Will you output all of the data below exactly, omitting the images?

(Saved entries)
__________________________________________________
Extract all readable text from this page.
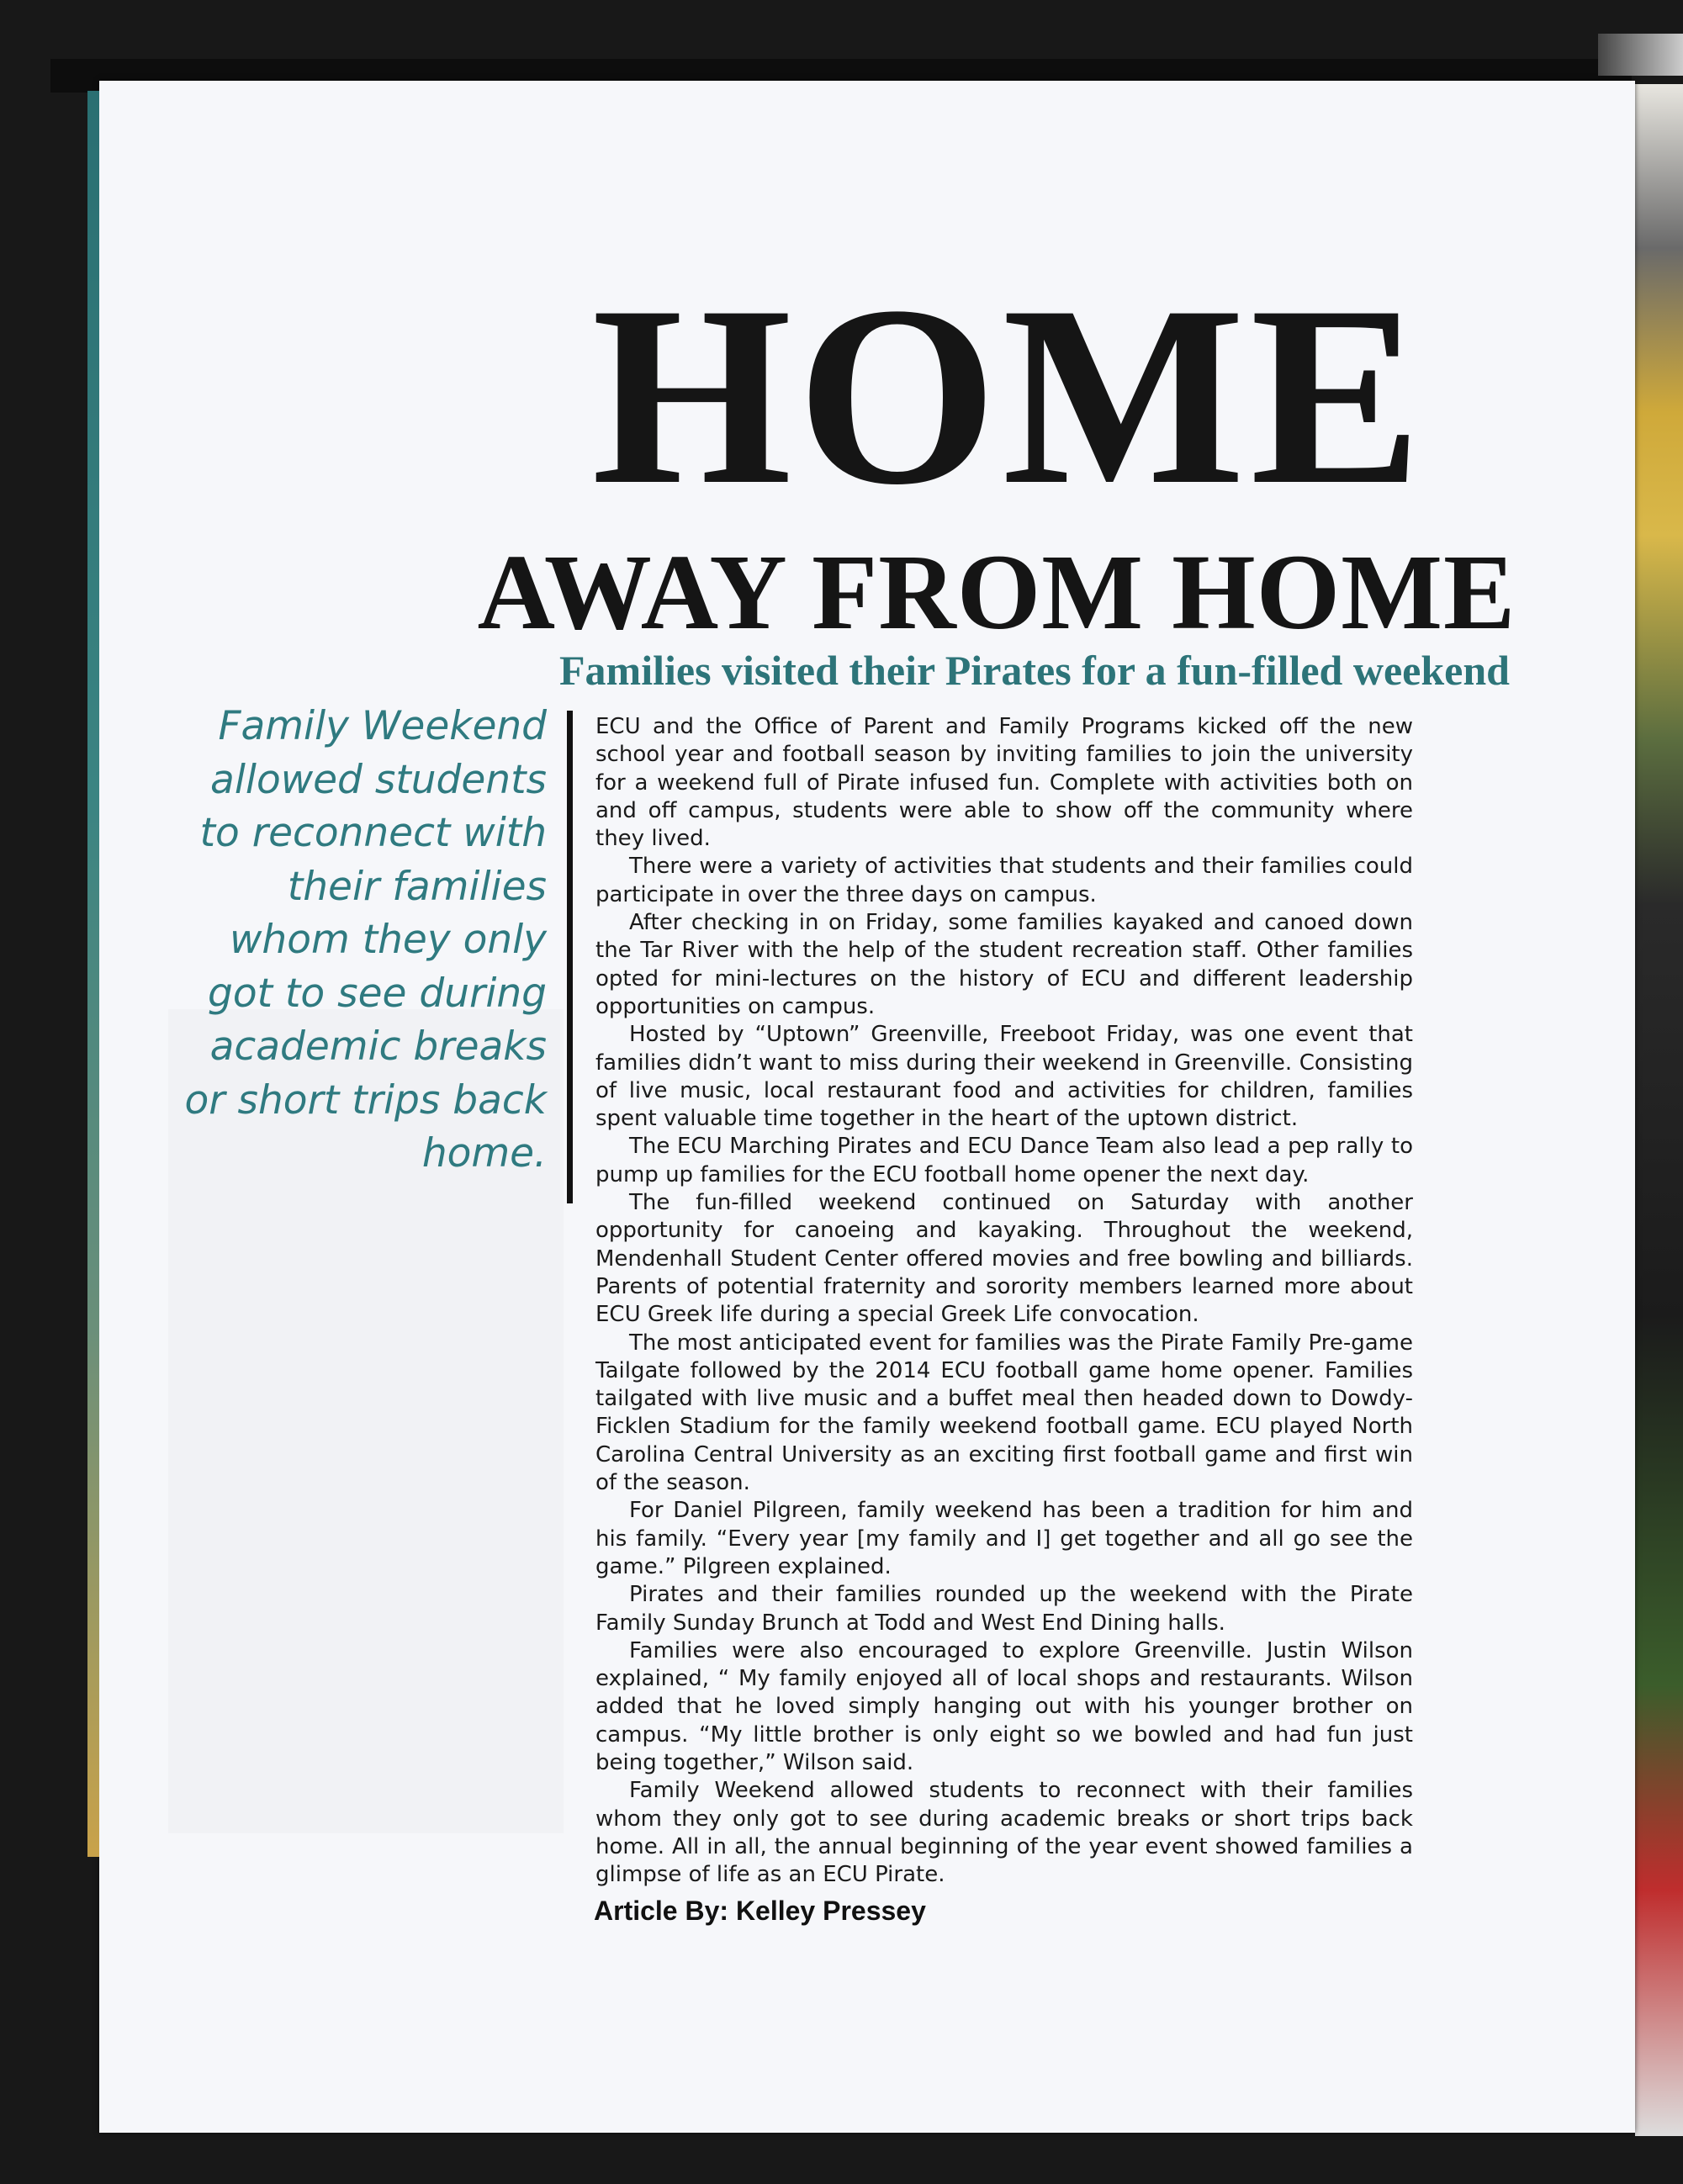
HOME
AWAY FROM HOME
Families visited their Pirates for a fun-filled weekend

Family Weekend allowed students to reconnect with their families whom they only got to see during academic breaks or short trips back home.

ECU and the Office of Parent and Family Programs kicked off the new school year and football season by inviting families to join the university for a weekend full of Pirate infused fun. Complete with activities both on and off campus, students were able to show off the community where they lived.

There were a variety of activities that students and their families could participate in over the three days on campus.

After checking in on Friday, some families kayaked and canoed down the Tar River with the help of the student recreation staff. Other families opted for mini-lectures on the history of ECU and different leadership opportunities on campus.

Hosted by “Uptown” Greenville, Freeboot Friday, was one event that families didn’t want to miss during their weekend in Greenville. Consisting of live music, local restaurant food and activities for children, families spent valuable time together in the heart of the uptown district.

The ECU Marching Pirates and ECU Dance Team also lead a pep rally to pump up families for the ECU football home opener the next day.

The fun-filled weekend continued on Saturday with another opportunity for canoeing and kayaking. Throughout the weekend, Mendenhall Student Center offered movies and free bowling and billiards. Parents of potential fraternity and sorority members learned more about ECU Greek life during a special Greek Life convocation.

The most anticipated event for families was the Pirate Family Pre-game Tailgate followed by the 2014 ECU football game home opener. Families tailgated with live music and a buffet meal then headed down to Dowdy-Ficklen Stadium for the family weekend football game. ECU played North Carolina Central University as an exciting first football game and first win of the season.

For Daniel Pilgreen, family weekend has been a tradition for him and his family. “Every year [my family and I] get together and all go see the game.” Pilgreen explained.

Pirates and their families rounded up the weekend with the Pirate Family Sunday Brunch at Todd and West End Dining halls.

Families were also encouraged to explore Greenville. Justin Wilson explained, “ My family enjoyed all of local shops and restaurants. Wilson added that he loved simply hanging out with his younger brother on campus. “My little brother is only eight so we bowled and had fun just being together,” Wilson said.

Family Weekend allowed students to reconnect with their families whom they only got to see during academic breaks or short trips back home. All in all, the annual beginning of the year event showed families a glimpse of life as an ECU Pirate.

Article By: Kelley Pressey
__________________________________________________
_Solution_.
Extract all readable text from this page.
HOME
AWAY FROM HOME
Families visited their Pirates for a fun-filled weekend

Family Weekend allowed students to reconnect with their families whom they only got to see during academic breaks or short trips back home.

ECU and the Office of Parent and Family Programs kicked off the new school year and football season by inviting families to join the university for a weekend full of Pirate infused fun. Complete with activities both on and off campus, students were able to show off the community where they lived.

There were a variety of activities that students and their families could participate in over the three days on campus.

After checking in on Friday, some families kayaked and canoed down the Tar River with the help of the student recreation staff. Other families opted for mini-lectures on the history of ECU and different leadership opportunities on campus.

Hosted by “Uptown” Greenville, Freeboot Friday, was one event that families didn’t want to miss during their weekend in Greenville. Consisting of live music, local restaurant food and activities for children, families spent valuable time together in the heart of the uptown district.

The ECU Marching Pirates and ECU Dance Team also lead a pep rally to pump up families for the ECU football home opener the next day.

The fun-filled weekend continued on Saturday with another opportunity for canoeing and kayaking. Throughout the weekend, Mendenhall Student Center offered movies and free bowling and billiards. Parents of potential fraternity and sorority members learned more about ECU Greek life during a special Greek Life convocation.

The most anticipated event for families was the Pirate Family Pre-game Tailgate followed by the 2014 ECU football game home opener. Families tailgated with live music and a buffet meal then headed down to Dowdy-Ficklen Stadium for the family weekend football game. ECU played North Carolina Central University as an exciting first football game and first win of the season.

For Daniel Pilgreen, family weekend has been a tradition for him and his family. “Every year [my family and I] get together and all go see the game.” Pilgreen explained.

Pirates and their families rounded up the weekend with the Pirate Family Sunday Brunch at Todd and West End Dining halls.

Families were also encouraged to explore Greenville. Justin Wilson explained, “ My family enjoyed all of local shops and restaurants. Wilson added that he loved simply hanging out with his younger brother on campus. “My little brother is only eight so we bowled and had fun just being together,” Wilson said.

Family Weekend allowed students to reconnect with their families whom they only got to see during academic breaks or short trips back home. All in all, the annual beginning of the year event showed families a glimpse of life as an ECU Pirate.

Article By: Kelley Pressey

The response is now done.